(Rows from a dataset)

- - -

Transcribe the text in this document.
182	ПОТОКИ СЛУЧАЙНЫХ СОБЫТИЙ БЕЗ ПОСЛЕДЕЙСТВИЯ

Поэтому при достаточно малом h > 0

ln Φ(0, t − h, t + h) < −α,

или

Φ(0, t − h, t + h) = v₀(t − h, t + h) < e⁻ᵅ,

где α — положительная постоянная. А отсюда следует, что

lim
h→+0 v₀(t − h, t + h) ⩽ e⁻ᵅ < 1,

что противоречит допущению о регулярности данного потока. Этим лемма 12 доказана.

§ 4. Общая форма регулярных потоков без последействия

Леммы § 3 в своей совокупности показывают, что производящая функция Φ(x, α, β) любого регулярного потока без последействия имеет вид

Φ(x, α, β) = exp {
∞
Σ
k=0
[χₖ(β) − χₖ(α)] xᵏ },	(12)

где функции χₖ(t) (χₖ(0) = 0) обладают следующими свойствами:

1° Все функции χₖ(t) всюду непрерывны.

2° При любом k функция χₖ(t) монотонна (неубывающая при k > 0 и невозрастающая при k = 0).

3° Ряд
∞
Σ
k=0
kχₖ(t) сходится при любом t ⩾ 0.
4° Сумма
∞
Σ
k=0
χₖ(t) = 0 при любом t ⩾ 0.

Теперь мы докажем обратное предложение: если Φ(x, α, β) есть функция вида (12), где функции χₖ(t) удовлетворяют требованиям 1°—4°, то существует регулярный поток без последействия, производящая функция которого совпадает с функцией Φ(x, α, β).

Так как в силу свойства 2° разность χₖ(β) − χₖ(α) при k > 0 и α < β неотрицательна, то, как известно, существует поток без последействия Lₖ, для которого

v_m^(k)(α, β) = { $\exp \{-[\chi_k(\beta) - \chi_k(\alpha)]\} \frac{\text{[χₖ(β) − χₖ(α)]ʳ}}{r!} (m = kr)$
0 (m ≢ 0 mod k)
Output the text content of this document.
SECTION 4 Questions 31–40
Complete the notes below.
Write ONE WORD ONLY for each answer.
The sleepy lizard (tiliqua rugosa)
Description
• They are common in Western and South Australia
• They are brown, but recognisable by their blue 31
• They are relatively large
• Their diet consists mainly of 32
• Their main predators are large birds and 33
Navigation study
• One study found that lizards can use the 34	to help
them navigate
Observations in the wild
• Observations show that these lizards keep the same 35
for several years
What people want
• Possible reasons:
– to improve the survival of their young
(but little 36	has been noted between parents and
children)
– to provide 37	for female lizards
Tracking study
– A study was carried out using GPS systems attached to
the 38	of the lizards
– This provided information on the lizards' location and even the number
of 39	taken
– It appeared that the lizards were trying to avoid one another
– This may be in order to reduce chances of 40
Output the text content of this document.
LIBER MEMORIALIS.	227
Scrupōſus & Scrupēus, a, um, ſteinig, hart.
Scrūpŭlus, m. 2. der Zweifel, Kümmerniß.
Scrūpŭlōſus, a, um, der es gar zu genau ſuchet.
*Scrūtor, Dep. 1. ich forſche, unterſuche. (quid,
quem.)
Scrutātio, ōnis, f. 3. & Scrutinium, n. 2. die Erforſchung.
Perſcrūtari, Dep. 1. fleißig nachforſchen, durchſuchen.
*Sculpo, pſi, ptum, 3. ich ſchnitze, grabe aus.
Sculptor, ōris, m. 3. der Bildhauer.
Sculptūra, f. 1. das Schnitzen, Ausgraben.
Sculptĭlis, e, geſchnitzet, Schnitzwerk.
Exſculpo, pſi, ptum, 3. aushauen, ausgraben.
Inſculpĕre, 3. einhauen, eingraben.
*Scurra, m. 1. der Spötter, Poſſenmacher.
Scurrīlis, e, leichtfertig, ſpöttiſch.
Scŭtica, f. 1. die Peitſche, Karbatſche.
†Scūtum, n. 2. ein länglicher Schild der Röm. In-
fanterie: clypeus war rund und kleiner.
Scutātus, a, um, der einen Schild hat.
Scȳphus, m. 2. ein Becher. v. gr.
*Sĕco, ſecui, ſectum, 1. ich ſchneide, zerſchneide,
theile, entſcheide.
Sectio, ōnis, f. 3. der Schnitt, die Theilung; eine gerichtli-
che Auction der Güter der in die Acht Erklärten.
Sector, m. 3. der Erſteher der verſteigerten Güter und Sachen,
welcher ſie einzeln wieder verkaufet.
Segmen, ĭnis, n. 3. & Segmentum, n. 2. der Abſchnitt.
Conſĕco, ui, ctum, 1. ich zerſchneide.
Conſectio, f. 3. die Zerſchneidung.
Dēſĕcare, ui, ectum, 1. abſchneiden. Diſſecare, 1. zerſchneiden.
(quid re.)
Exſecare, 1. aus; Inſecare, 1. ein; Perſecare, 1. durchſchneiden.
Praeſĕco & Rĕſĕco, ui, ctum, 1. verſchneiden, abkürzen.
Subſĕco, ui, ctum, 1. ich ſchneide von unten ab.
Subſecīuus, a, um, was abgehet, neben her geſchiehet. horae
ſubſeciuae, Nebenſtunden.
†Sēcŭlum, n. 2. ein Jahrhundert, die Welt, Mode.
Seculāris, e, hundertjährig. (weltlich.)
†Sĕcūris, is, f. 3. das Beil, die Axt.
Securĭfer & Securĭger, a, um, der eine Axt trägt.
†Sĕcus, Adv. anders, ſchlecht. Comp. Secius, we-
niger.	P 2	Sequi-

- - -

__Task statement__
Print the material verbatim, all of it.

__The result__
Transcribe the text in this document.
182	ПОТОКИ СЛУЧАЙНЫХ СОБЫТИЙ БЕЗ ПОСЛЕДЕЙСТВИЯ

Поэтому при достаточно малом h > 0

ln Φ(0, t − h, t + h) < −α,

или

Φ(0, t − h, t + h) = v₀(t − h, t + h) < e⁻ᵅ,

где α — положительная постоянная. А отсюда следует, что

lim
h→+0 v₀(t − h, t + h) ⩽ e⁻ᵅ < 1,

что противоречит допущению о регулярности данного потока. Этим лемма 12 доказана.

§ 4. Общая форма регулярных потоков без последействия

Леммы § 3 в своей совокупности показывают, что производящая функция Φ(x, α, β) любого регулярного потока без последействия имеет вид

Φ(x, α, β) = exp {
∞
Σ
k=0
[χₖ(β) − χₖ(α)] xᵏ },	(12)

где функции χₖ(t) (χₖ(0) = 0) обладают следующими свойствами:

1° Все функции χₖ(t) всюду непрерывны.

2° При любом k функция χₖ(t) монотонна (неубывающая при k > 0 и невозрастающая при k = 0).

3° Ряд
∞
Σ
k=0
kχₖ(t) сходится при любом t ⩾ 0.
4° Сумма
∞
Σ
k=0
χₖ(t) = 0 при любом t ⩾ 0.

Теперь мы докажем обратное предложение: если Φ(x, α, β) есть функция вида (12), где функции χₖ(t) удовлетворяют требованиям 1°—4°, то существует регулярный поток без последействия, производящая функция которого совпадает с функцией Φ(x, α, β).

Так как в силу свойства 2° разность χₖ(β) − χₖ(α) при k > 0 и α < β неотрицательна, то, как известно, существует поток без последействия Lₖ, для которого

v_m^(k)(α, β) = { $\exp \{-[\chi_k(\beta) - \chi_k(\alpha)]\} \frac{\text{[χₖ(β) − χₖ(α)]ʳ}}{r!} (m = kr)$
0 (m ≢ 0 mod k)
Output the text content of this document.
SECTION 4 Questions 31–40
Complete the notes below.
Write ONE WORD ONLY for each answer.
The sleepy lizard (tiliqua rugosa)
Description
• They are common in Western and South Australia
• They are brown, but recognisable by their blue 31
• They are relatively large
• Their diet consists mainly of 32
• Their main predators are large birds and 33
Navigation study
• One study found that lizards can use the 34	to help
them navigate
Observations in the wild
• Observations show that these lizards keep the same 35
for several years
What people want
• Possible reasons:
– to improve the survival of their young
(but little 36	has been noted between parents and
children)
– to provide 37	for female lizards
Tracking study
– A study was carried out using GPS systems attached to
the 38	of the lizards
– This provided information on the lizards' location and even the number
of 39	taken
– It appeared that the lizards were trying to avoid one another
– This may be in order to reduce chances of 40
Output the text content of this document.
LIBER MEMORIALIS.	227
Scrupōſus & Scrupēus, a, um, ſteinig, hart.
Scrūpŭlus, m. 2. der Zweifel, Kümmerniß.
Scrūpŭlōſus, a, um, der es gar zu genau ſuchet.
*Scrūtor, Dep. 1. ich forſche, unterſuche. (quid,
quem.)
Scrutātio, ōnis, f. 3. & Scrutinium, n. 2. die Erforſchung.
Perſcrūtari, Dep. 1. fleißig nachforſchen, durchſuchen.
*Sculpo, pſi, ptum, 3. ich ſchnitze, grabe aus.
Sculptor, ōris, m. 3. der Bildhauer.
Sculptūra, f. 1. das Schnitzen, Ausgraben.
Sculptĭlis, e, geſchnitzet, Schnitzwerk.
Exſculpo, pſi, ptum, 3. aushauen, ausgraben.
Inſculpĕre, 3. einhauen, eingraben.
*Scurra, m. 1. der Spötter, Poſſenmacher.
Scurrīlis, e, leichtfertig, ſpöttiſch.
Scŭtica, f. 1. die Peitſche, Karbatſche.
†Scūtum, n. 2. ein länglicher Schild der Röm. In-
fanterie: clypeus war rund und kleiner.
Scutātus, a, um, der einen Schild hat.
Scȳphus, m. 2. ein Becher. v. gr.
*Sĕco, ſecui, ſectum, 1. ich ſchneide, zerſchneide,
theile, entſcheide.
Sectio, ōnis, f. 3. der Schnitt, die Theilung; eine gerichtli-
che Auction der Güter der in die Acht Erklärten.
Sector, m. 3. der Erſteher der verſteigerten Güter und Sachen,
welcher ſie einzeln wieder verkaufet.
Segmen, ĭnis, n. 3. & Segmentum, n. 2. der Abſchnitt.
Conſĕco, ui, ctum, 1. ich zerſchneide.
Conſectio, f. 3. die Zerſchneidung.
Dēſĕcare, ui, ectum, 1. abſchneiden. Diſſecare, 1. zerſchneiden.
(quid re.)
Exſecare, 1. aus; Inſecare, 1. ein; Perſecare, 1. durchſchneiden.
Praeſĕco & Rĕſĕco, ui, ctum, 1. verſchneiden, abkürzen.
Subſĕco, ui, ctum, 1. ich ſchneide von unten ab.
Subſecīuus, a, um, was abgehet, neben her geſchiehet. horae
ſubſeciuae, Nebenſtunden.
†Sēcŭlum, n. 2. ein Jahrhundert, die Welt, Mode.
Seculāris, e, hundertjährig. (weltlich.)
†Sĕcūris, is, f. 3. das Beil, die Axt.
Securĭfer & Securĭger, a, um, der eine Axt trägt.
†Sĕcus, Adv. anders, ſchlecht. Comp. Secius, we-
niger.	P 2	Sequi-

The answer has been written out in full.